Task: Copy out each line containing "СРЕДНЕЕ" from the entries below.

+-------+

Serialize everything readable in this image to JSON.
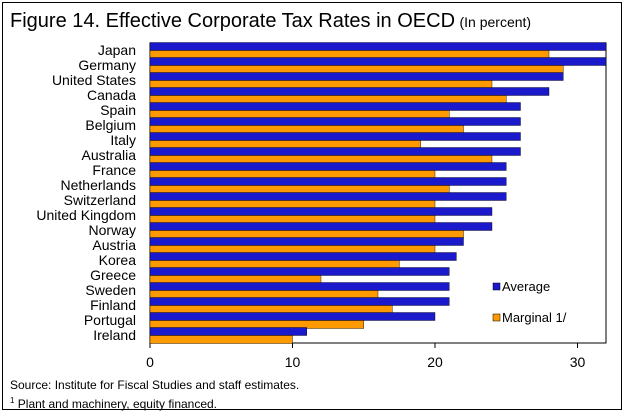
{
  "chart_data": {
    "type": "bar",
    "orientation": "horizontal",
    "title": "Figure 14. Effective Corporate Tax Rates in OECD",
    "subtitle": "(In percent)",
    "categories": [
      "Japan",
      "Germany",
      "United States",
      "Canada",
      "Spain",
      "Belgium",
      "Italy",
      "Australia",
      "France",
      "Netherlands",
      "Switzerland",
      "United Kingdom",
      "Norway",
      "Austria",
      "Korea",
      "Greece",
      "Sweden",
      "Finland",
      "Portugal",
      "Ireland"
    ],
    "series": [
      {
        "name": "Average",
        "color": "#1a1acc",
        "values": [
          32,
          32,
          29,
          28,
          26,
          26,
          26,
          26,
          25,
          25,
          25,
          24,
          24,
          22,
          21.5,
          21,
          21,
          21,
          20,
          11
        ]
      },
      {
        "name": "Marginal 1/",
        "color": "#ff9900",
        "values": [
          28,
          29,
          24,
          25,
          21,
          22,
          19,
          24,
          20,
          21,
          20,
          20,
          22,
          20,
          17.5,
          12,
          16,
          17,
          15,
          10
        ]
      }
    ],
    "xlim": [
      0,
      32
    ],
    "xticks": [
      0,
      10,
      20,
      30
    ],
    "grid": false,
    "legend_position": "lower-right"
  },
  "footer": {
    "source": "Source: Institute for Fiscal Studies and staff estimates.",
    "footnote_marker": "1",
    "footnote": " Plant and machinery, equity financed."
  }
}
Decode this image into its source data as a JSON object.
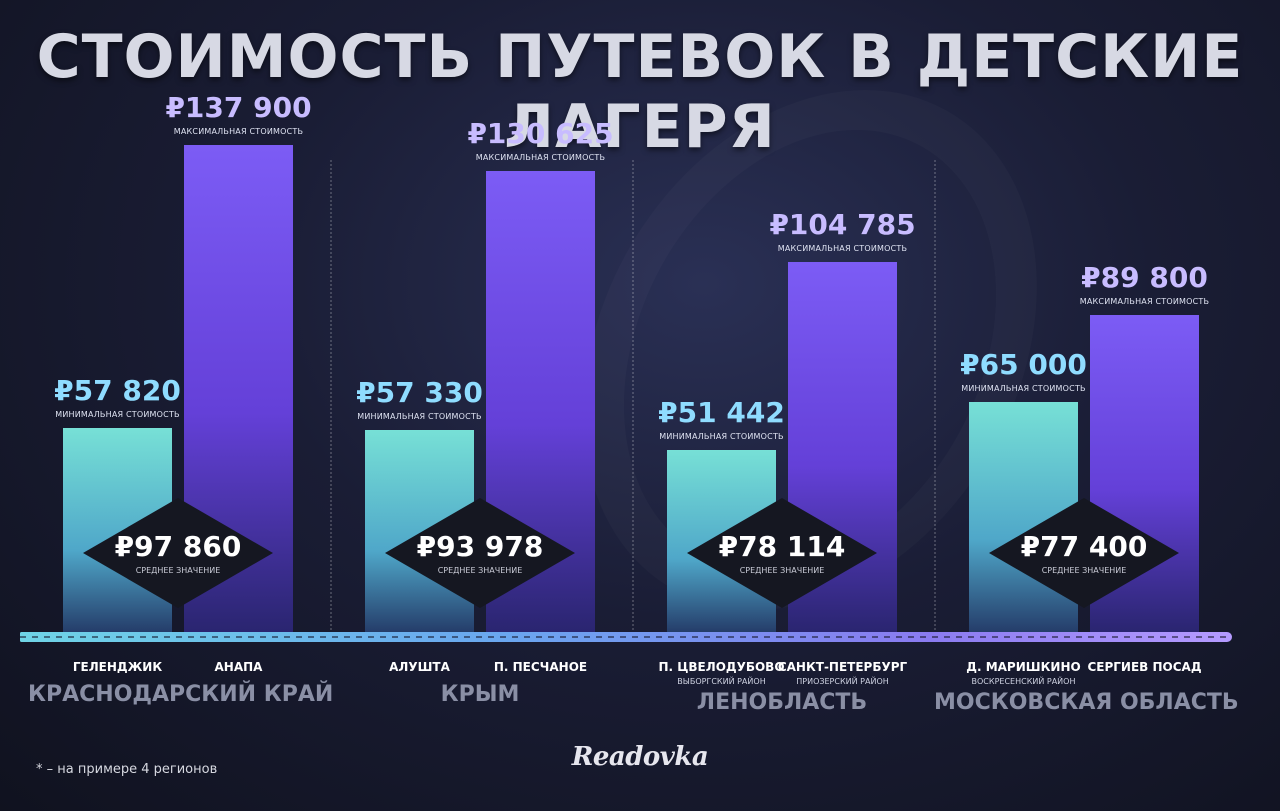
{
  "title": "СТОИМОСТЬ ПУТЕВОК В ДЕТСКИЕ ЛАГЕРЯ",
  "footnote": "* – на примере 4 регионов",
  "logo": "Readovka",
  "labels": {
    "min": "МИНИМАЛЬНАЯ СТОИМОСТЬ",
    "max": "МАКСИМАЛЬНАЯ СТОИМОСТЬ",
    "avg": "СРЕДНЕЕ ЗНАЧЕНИЕ"
  },
  "colors": {
    "min_bar": "#5bc6d2",
    "max_bar": "#6c48e0",
    "min_value": "#8fdcff",
    "max_value": "#c8bcff",
    "background": "#1a1d35"
  },
  "chart_data": {
    "type": "bar",
    "currency": "₽",
    "ylim": [
      0,
      145000
    ],
    "grid": false,
    "series": [
      {
        "name": "МИНИМАЛЬНАЯ СТОИМОСТЬ",
        "values": [
          57820,
          57330,
          51442,
          65000
        ]
      },
      {
        "name": "МАКСИМАЛЬНАЯ СТОИМОСТЬ",
        "values": [
          137900,
          130625,
          104785,
          89800
        ]
      },
      {
        "name": "СРЕДНЕЕ ЗНАЧЕНИЕ",
        "values": [
          97860,
          93978,
          78114,
          77400
        ]
      }
    ],
    "groups": [
      {
        "region": "КРАСНОДАРСКИЙ КРАЙ",
        "min": {
          "value": 57820,
          "label": "₽57 820",
          "city": "ГЕЛЕНДЖИК",
          "district": ""
        },
        "max": {
          "value": 137900,
          "label": "₽137 900",
          "city": "АНАПА",
          "district": ""
        },
        "avg": {
          "value": 97860,
          "label": "₽97 860"
        }
      },
      {
        "region": "КРЫМ",
        "min": {
          "value": 57330,
          "label": "₽57 330",
          "city": "АЛУШТА",
          "district": ""
        },
        "max": {
          "value": 130625,
          "label": "₽130 625",
          "city": "П. ПЕСЧАНОЕ",
          "district": ""
        },
        "avg": {
          "value": 93978,
          "label": "₽93 978"
        }
      },
      {
        "region": "ЛЕНОБЛАСТЬ",
        "min": {
          "value": 51442,
          "label": "₽51 442",
          "city": "П. ЦВЕЛОДУБОВО",
          "district": "ВЫБОРГСКИЙ РАЙОН"
        },
        "max": {
          "value": 104785,
          "label": "₽104 785",
          "city": "САНКТ-ПЕТЕРБУРГ",
          "district": "ПРИОЗЕРСКИЙ РАЙОН"
        },
        "avg": {
          "value": 78114,
          "label": "₽78 114"
        }
      },
      {
        "region": "МОСКОВСКАЯ ОБЛАСТЬ",
        "min": {
          "value": 65000,
          "label": "₽65 000",
          "city": "Д. МАРИШКИНО",
          "district": "ВОСКРЕСЕНСКИЙ РАЙОН"
        },
        "max": {
          "value": 89800,
          "label": "₽89 800",
          "city": "СЕРГИЕВ ПОСАД",
          "district": ""
        },
        "avg": {
          "value": 77400,
          "label": "₽77 400"
        }
      }
    ]
  }
}
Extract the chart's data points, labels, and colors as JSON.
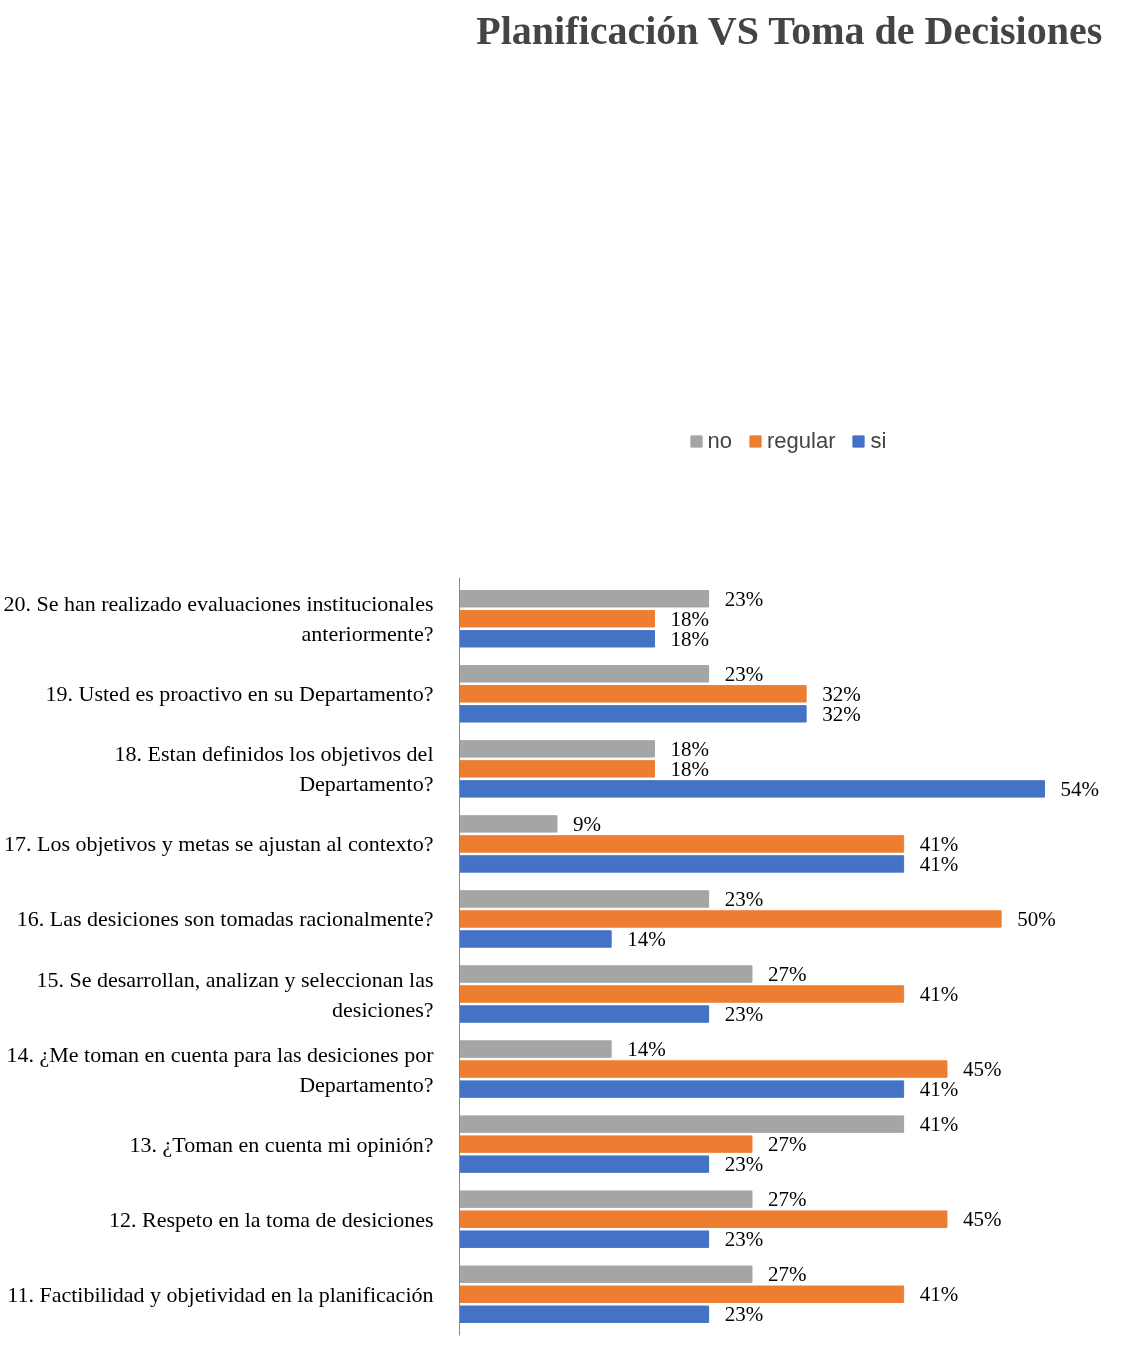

+-------+

Answer to the problem:
    "avg": "СРЕДНЕЕ ЗНАЧЕНИЕ"
        "name": "СРЕДНЕЕ ЗНАЧЕНИЕ",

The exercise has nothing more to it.